··· Data for processing
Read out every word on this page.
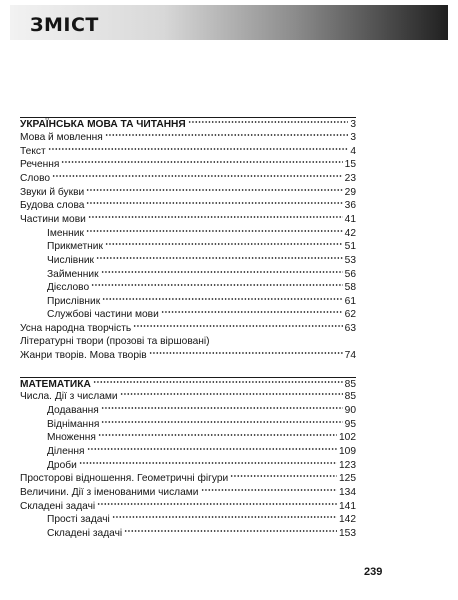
ЗМІСТ
УКРАЇНСЬКА МОВА ТА ЧИТАННЯ	3
Мова й мовлення	3
Текст	4
Речення	15
Слово	23
Звуки й букви	29
Будова слова	36
Частини мови	41
Іменник	42
Прикметник	51
Числівник	53
Займенник	56
Дієслово	58
Прислівник	61
Службові частини мови	62
Усна народна творчість	63
Літературні твори (прозові та віршовані)
Жанри творів. Мова творів	74
МАТЕМАТИКА	85
Числа. Дії з числами	85
Додавання	90
Віднімання	95
Множення	102
Ділення	109
Дроби	123
Просторові відношення. Геометричні фігури	125
Величини. Дії з іменованими числами	134
Складені задачі	141
Прості задачі	142
Складені задачі	153
239
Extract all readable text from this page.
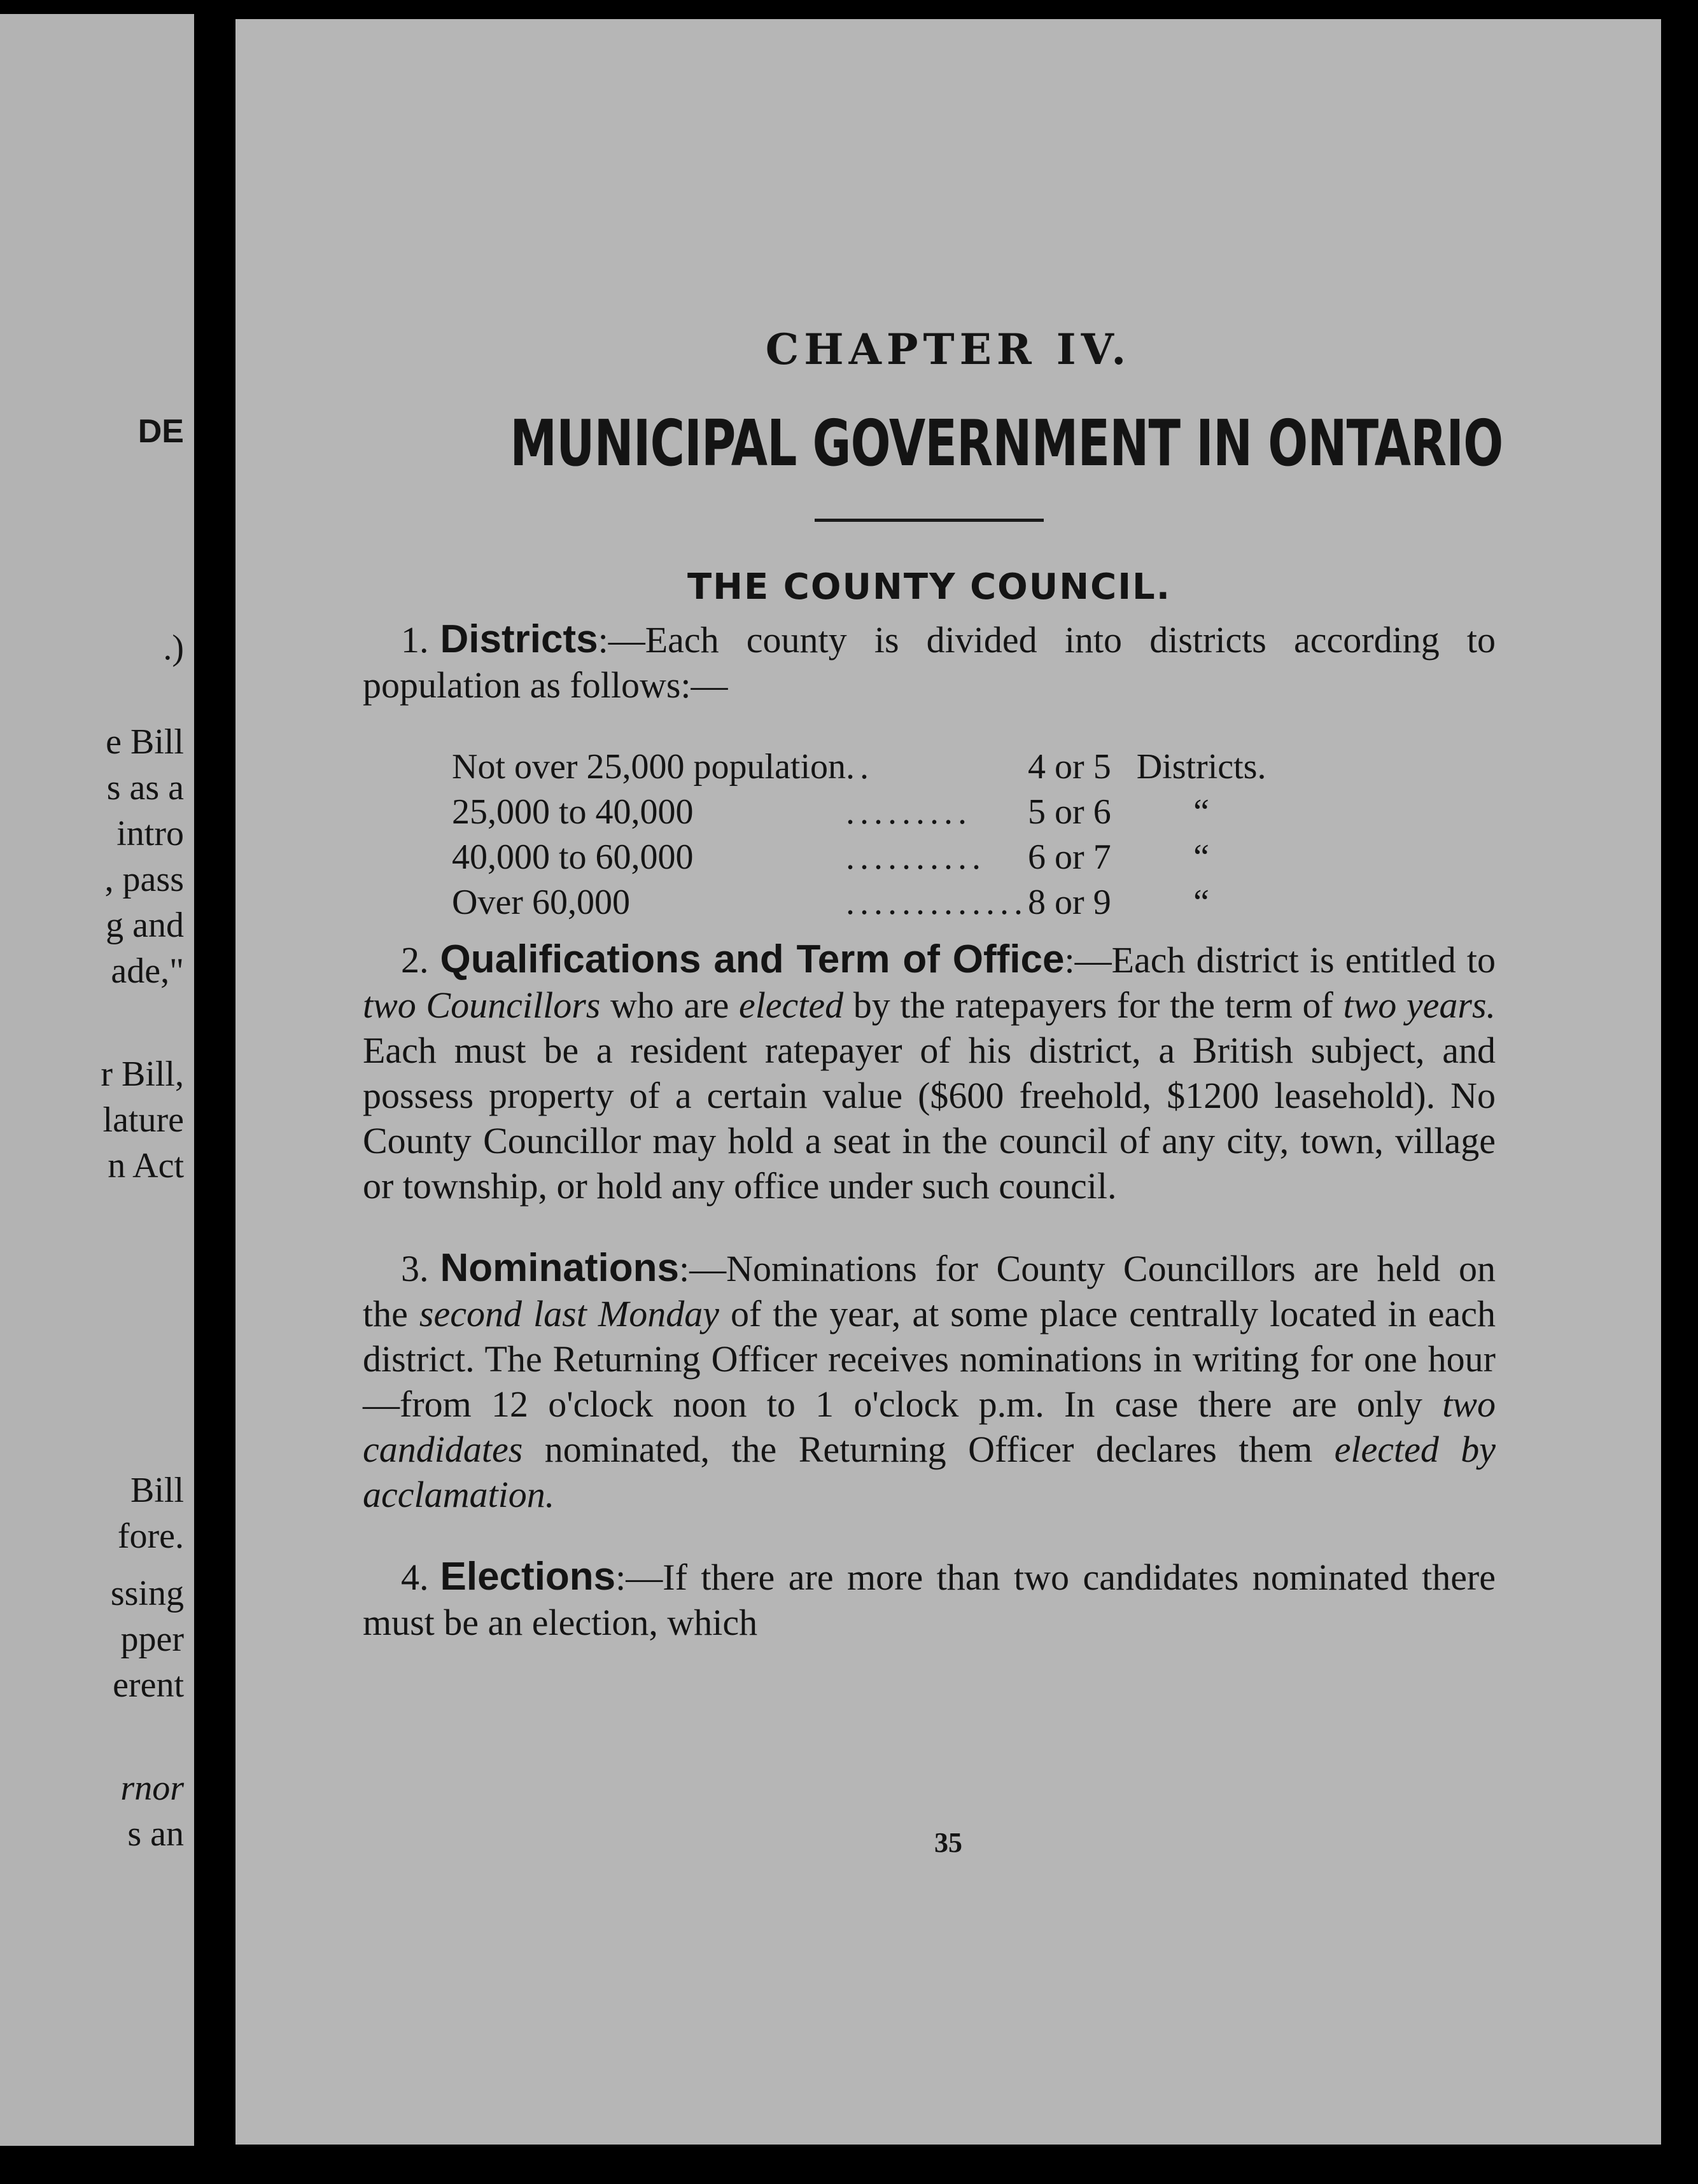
DE
.)
e Bill
s as a
intro
, pass
g and
ade,"
r Bill,
lature
n Act
Bill
fore.
ssing
pper
erent
rnor
s an
CHAPTER IV.
MUNICIPAL GOVERNMENT IN ONTARIO
THE COUNTY COUNCIL.

1. Districts:—Each county is divided into districts according to population as follows:—

Not over 25,000 population	..	4 or 5	Districts.
25,000 to 40,000	.........	5 or 6	“
40,000 to 60,000	..........	6 or 7	“
Over 60,000	.............	8 or 9	“

2. Qualifications and Term of Office:—Each district is entitled to two Councillors who are elected by the ratepayers for the term of two years. Each must be a resident ratepayer of his district, a British subject, and possess property of a certain value ($600 freehold, $1200 leasehold). No County Councillor may hold a seat in the council of any city, town, village or township, or hold any office under such council.

3. Nominations:—Nominations for County Councillors are held on the second last Monday of the year, at some place centrally located in each district. The Returning Officer receives nominations in writing for one hour—from 12 o'clock noon to 1 o'clock p.m. In case there are only two candidates nominated, the Returning Officer declares them elected by acclamation.

4. Elections:—If there are more than two candidates nominated there must be an election, which

35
······
Return the full material word for word. Do not include the pictures.

§ **Result**
Read out every word on this page.
ЗМІСТ
УКРАЇНСЬКА МОВА ТА ЧИТАННЯ	3
Мова й мовлення	3
Текст	4
Речення	15
Слово	23
Звуки й букви	29
Будова слова	36
Частини мови	41
Іменник	42
Прикметник	51
Числівник	53
Займенник	56
Дієслово	58
Прислівник	61
Службові частини мови	62
Усна народна творчість	63
Літературні твори (прозові та віршовані)
Жанри творів. Мова творів	74
МАТЕМАТИКА	85
Числа. Дії з числами	85
Додавання	90
Віднімання	95
Множення	102
Ділення	109
Дроби	123
Просторові відношення. Геометричні фігури	125
Величини. Дії з іменованими числами	134
Складені задачі	141
Прості задачі	142
Складені задачі	153
239
Extract all readable text from this page.
DE
.)
e Bill
s as a
intro
, pass
g and
ade,"
r Bill,
lature
n Act
Bill
fore.
ssing
pper
erent
rnor
s an
CHAPTER IV.
MUNICIPAL GOVERNMENT IN ONTARIO
THE COUNTY COUNCIL.

1. Districts:—Each county is divided into districts according to population as follows:—

Not over 25,000 population	..	4 or 5	Districts.
25,000 to 40,000	.........	5 or 6	“
40,000 to 60,000	..........	6 or 7	“
Over 60,000	.............	8 or 9	“

2. Qualifications and Term of Office:—Each district is entitled to two Councillors who are elected by the ratepayers for the term of two years. Each must be a resident ratepayer of his district, a British subject, and possess property of a certain value ($600 freehold, $1200 leasehold). No County Councillor may hold a seat in the council of any city, town, village or township, or hold any office under such council.

3. Nominations:—Nominations for County Councillors are held on the second last Monday of the year, at some place centrally located in each district. The Returning Officer receives nominations in writing for one hour—from 12 o'clock noon to 1 o'clock p.m. In case there are only two candidates nominated, the Returning Officer declares them elected by acclamation.

4. Elections:—If there are more than two candidates nominated there must be an election, which

35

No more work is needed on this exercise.